Dataset listings of figures:
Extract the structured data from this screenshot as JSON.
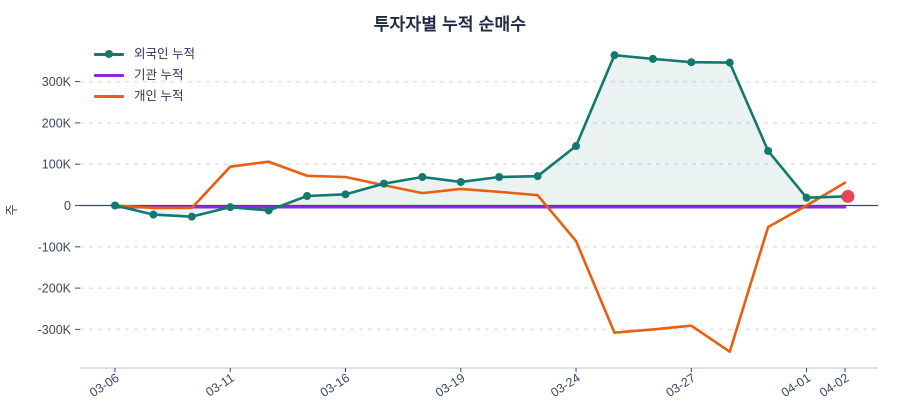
{
  "title_text": "투자자별 누적 순매수",
  "colors": {
    "foreign": "#12796e",
    "institution": "#8a2be2",
    "individual": "#e95f0e",
    "foreign_fill": "rgba(18,121,110,0.09)",
    "last_point": "#ea4556",
    "zero_line": "#3b4861",
    "grid": "#e4e6ea",
    "axis_line": "#c9cdd6",
    "tick_text": "#3c4860",
    "title_text": "#1e2942"
  },
  "chart_data": {
    "type": "line",
    "title": "투자자별 누적 순매수",
    "xlabel": "",
    "ylabel": "주",
    "grid": true,
    "legend_position": "upper left",
    "x": [
      "03-06",
      "03-09",
      "03-10",
      "03-11",
      "03-12",
      "03-13",
      "03-16",
      "03-17",
      "03-18",
      "03-19",
      "03-20",
      "03-23",
      "03-24",
      "03-25",
      "03-26",
      "03-27",
      "03-30",
      "03-31",
      "04-01",
      "04-02"
    ],
    "x_tick_labels": [
      "03-06",
      "03-11",
      "03-16",
      "03-19",
      "03-24",
      "03-27",
      "04-01",
      "04-02"
    ],
    "x_tick_indices": [
      0,
      3,
      6,
      9,
      12,
      15,
      18,
      19
    ],
    "y_tick_labels": [
      "300K",
      "200K",
      "100K",
      "0",
      "-100K",
      "-200K",
      "-300K"
    ],
    "y_tick_values": [
      300000,
      200000,
      100000,
      0,
      -100000,
      -200000,
      -300000
    ],
    "ylim": [
      -390000,
      400000
    ],
    "series": [
      {
        "name": "외국인 누적",
        "color": "#12796e",
        "marker": true,
        "fill_to_zero": true,
        "values": [
          0,
          -22000,
          -27000,
          -4000,
          -12000,
          23000,
          27000,
          53000,
          69000,
          57000,
          69000,
          71000,
          144000,
          364000,
          355000,
          347000,
          346000,
          132000,
          19000,
          22000
        ]
      },
      {
        "name": "기관 누적",
        "color": "#8a2be2",
        "marker": false,
        "fill_to_zero": false,
        "values": [
          -4000,
          -4000,
          -4000,
          -4000,
          -4000,
          -4000,
          -4000,
          -4000,
          -4000,
          -4000,
          -4000,
          -4000,
          -4000,
          -4000,
          -4000,
          -4000,
          -4000,
          -4000,
          -4000,
          -4000
        ]
      },
      {
        "name": "개인 누적",
        "color": "#e95f0e",
        "marker": false,
        "fill_to_zero": false,
        "values": [
          0,
          -6000,
          -6000,
          94000,
          106000,
          72000,
          69000,
          49000,
          30000,
          40000,
          33000,
          25000,
          -86000,
          -308000,
          -300000,
          -291000,
          -354000,
          -52000,
          0,
          55000
        ]
      }
    ],
    "last_point_highlight": {
      "series_index": 0,
      "point_index": 19,
      "color": "#ea4556"
    }
  }
}
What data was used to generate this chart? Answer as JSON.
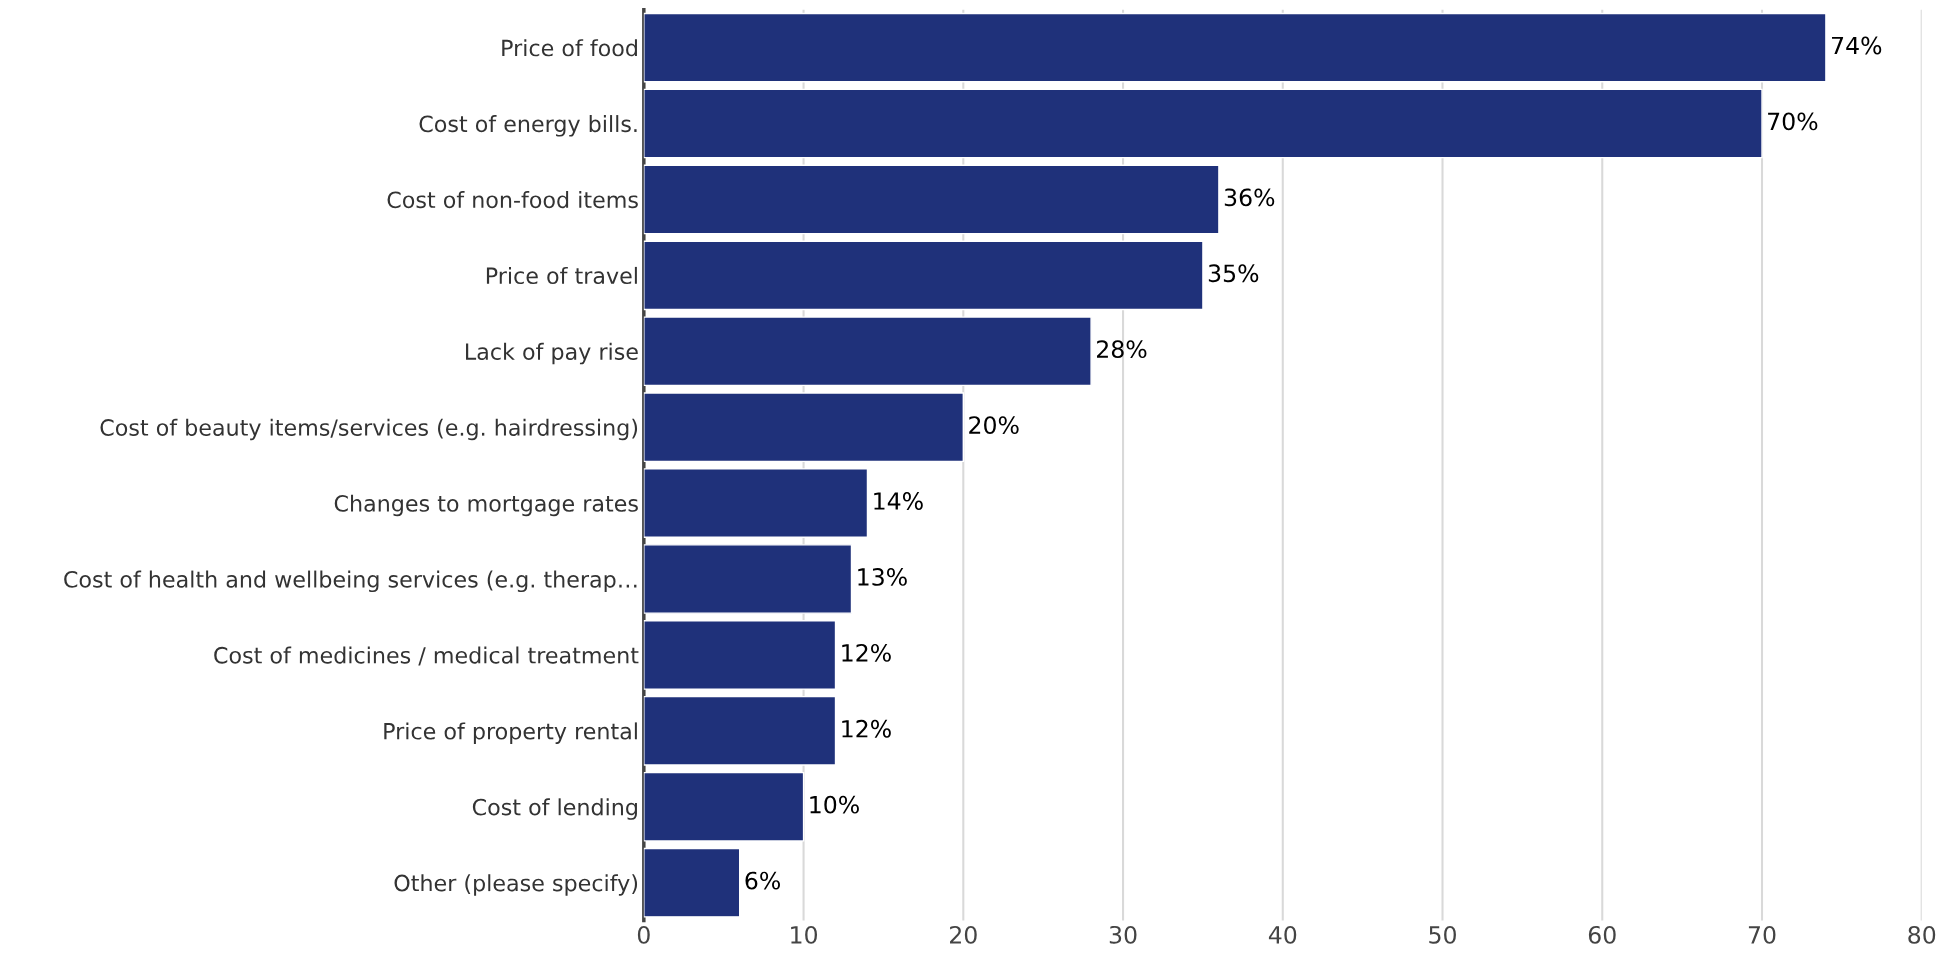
{
  "chart_data": {
    "type": "bar",
    "orientation": "horizontal",
    "categories": [
      "Price of food",
      "Cost of energy bills.",
      "Cost of non-food items",
      "Price of travel",
      "Lack of pay rise",
      "Cost of beauty items/services (e.g. hairdressing)",
      "Changes to mortgage rates",
      "Cost of health and wellbeing services (e.g. therap…",
      "Cost of medicines / medical treatment",
      "Price of property rental",
      "Cost of lending",
      "Other (please specify)"
    ],
    "values": [
      74,
      70,
      36,
      35,
      28,
      20,
      14,
      13,
      12,
      12,
      10,
      6
    ],
    "value_labels": [
      "74%",
      "70%",
      "36%",
      "35%",
      "28%",
      "20%",
      "14%",
      "13%",
      "12%",
      "12%",
      "10%",
      "6%"
    ],
    "color": "#1f317a",
    "xlim": [
      0,
      80
    ],
    "xticks": [
      0,
      10,
      20,
      30,
      40,
      50,
      60,
      70,
      80
    ],
    "grid": "x",
    "legend": false
  }
}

- _Exercise details_
Locate the word "JSON" in the records and collect each line it appears in.

- _Reply_
Extract the structured data from this screenshot as JSON.
What data was used to generate this chart? Answer as JSON.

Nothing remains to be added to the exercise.